Given instruction.
What is the number of lines holding the word "distribucija"? Give that number alone.

---- Raw records

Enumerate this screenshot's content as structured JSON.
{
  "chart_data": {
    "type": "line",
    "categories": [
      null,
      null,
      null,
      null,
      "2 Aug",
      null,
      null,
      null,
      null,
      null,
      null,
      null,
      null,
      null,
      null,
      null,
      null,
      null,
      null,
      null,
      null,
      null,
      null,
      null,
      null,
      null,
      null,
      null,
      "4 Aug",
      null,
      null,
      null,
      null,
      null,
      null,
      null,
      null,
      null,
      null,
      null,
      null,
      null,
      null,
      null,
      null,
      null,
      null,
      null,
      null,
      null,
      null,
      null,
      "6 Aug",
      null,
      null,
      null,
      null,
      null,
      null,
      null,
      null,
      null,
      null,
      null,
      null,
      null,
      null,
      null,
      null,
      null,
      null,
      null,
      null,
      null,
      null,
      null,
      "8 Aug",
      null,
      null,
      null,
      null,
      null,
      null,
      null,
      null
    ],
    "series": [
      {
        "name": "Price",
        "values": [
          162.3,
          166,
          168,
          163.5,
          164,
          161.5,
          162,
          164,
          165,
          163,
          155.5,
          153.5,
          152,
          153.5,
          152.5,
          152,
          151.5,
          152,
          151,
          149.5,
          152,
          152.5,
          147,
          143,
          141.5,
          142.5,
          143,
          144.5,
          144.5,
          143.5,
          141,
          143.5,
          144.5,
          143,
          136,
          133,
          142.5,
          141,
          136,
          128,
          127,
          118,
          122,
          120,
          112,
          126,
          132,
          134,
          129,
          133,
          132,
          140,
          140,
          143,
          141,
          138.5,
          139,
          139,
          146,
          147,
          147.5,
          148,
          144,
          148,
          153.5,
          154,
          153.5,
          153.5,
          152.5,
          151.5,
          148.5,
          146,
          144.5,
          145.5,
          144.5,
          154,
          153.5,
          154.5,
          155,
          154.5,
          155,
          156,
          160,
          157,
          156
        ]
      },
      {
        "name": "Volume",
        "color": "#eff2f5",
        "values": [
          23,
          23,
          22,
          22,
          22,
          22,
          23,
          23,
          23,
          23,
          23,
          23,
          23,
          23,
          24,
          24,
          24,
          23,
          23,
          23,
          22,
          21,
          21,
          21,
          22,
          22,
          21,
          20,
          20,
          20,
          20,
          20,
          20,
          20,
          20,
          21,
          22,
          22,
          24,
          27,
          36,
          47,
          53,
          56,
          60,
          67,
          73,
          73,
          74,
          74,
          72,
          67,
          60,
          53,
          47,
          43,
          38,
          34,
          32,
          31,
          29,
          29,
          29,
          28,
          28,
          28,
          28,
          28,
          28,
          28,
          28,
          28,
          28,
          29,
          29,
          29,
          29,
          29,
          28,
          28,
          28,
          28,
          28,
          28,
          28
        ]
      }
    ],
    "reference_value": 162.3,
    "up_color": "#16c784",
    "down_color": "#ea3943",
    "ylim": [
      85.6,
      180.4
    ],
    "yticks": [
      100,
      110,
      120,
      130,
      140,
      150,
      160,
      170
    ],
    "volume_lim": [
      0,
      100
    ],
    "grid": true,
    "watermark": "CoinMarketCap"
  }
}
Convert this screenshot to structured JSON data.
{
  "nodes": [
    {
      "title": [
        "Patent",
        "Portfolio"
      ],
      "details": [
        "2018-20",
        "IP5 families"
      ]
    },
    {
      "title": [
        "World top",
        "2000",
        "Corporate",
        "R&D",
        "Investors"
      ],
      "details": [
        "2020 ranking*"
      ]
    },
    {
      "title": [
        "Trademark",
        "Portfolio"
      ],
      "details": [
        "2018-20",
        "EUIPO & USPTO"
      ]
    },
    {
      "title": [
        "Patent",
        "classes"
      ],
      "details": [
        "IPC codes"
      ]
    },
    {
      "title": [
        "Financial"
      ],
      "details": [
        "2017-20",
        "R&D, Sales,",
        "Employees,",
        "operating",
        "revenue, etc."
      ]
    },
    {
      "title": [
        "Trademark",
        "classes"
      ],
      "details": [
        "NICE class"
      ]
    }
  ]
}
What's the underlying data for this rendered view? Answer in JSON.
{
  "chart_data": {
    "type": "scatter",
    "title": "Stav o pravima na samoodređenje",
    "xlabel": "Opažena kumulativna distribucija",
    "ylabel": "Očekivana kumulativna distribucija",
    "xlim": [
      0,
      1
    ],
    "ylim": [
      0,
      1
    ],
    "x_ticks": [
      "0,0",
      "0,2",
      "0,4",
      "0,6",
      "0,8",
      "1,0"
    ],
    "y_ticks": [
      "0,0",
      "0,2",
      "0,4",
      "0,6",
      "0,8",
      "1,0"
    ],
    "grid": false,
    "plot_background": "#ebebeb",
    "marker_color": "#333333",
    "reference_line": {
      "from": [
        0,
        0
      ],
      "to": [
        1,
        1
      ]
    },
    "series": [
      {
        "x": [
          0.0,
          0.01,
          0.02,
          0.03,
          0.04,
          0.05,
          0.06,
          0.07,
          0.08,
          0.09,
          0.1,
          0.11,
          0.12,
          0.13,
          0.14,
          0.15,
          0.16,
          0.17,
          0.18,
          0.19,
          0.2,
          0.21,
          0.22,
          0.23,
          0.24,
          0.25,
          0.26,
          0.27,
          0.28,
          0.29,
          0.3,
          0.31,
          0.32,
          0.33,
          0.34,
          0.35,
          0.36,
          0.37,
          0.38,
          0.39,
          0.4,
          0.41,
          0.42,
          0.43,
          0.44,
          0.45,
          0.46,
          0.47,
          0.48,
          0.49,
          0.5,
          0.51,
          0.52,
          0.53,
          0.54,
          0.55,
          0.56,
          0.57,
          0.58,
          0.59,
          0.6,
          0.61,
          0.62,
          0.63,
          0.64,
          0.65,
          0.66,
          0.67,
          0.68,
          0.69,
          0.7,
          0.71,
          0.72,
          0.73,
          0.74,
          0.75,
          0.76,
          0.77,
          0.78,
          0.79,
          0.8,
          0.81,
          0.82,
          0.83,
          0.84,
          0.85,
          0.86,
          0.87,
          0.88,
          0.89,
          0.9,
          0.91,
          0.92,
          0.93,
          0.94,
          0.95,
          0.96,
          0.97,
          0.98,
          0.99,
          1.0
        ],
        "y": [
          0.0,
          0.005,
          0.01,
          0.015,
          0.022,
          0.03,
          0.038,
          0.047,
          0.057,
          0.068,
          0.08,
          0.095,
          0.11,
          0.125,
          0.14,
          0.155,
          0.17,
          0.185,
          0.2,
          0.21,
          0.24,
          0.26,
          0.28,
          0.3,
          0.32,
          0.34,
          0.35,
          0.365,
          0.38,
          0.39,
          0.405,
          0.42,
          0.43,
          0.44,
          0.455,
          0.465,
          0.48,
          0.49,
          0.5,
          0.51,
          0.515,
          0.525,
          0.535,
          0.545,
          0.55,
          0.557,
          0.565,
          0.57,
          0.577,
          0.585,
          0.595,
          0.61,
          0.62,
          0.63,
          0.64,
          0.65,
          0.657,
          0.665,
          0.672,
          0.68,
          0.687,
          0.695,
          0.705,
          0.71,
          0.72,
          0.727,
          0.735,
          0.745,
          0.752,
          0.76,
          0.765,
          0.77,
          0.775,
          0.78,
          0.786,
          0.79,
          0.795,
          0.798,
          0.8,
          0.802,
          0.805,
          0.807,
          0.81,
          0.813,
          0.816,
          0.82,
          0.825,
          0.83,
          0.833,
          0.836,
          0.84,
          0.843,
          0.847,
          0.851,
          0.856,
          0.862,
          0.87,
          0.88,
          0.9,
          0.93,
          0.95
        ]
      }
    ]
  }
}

--------

Response to the exercise.
2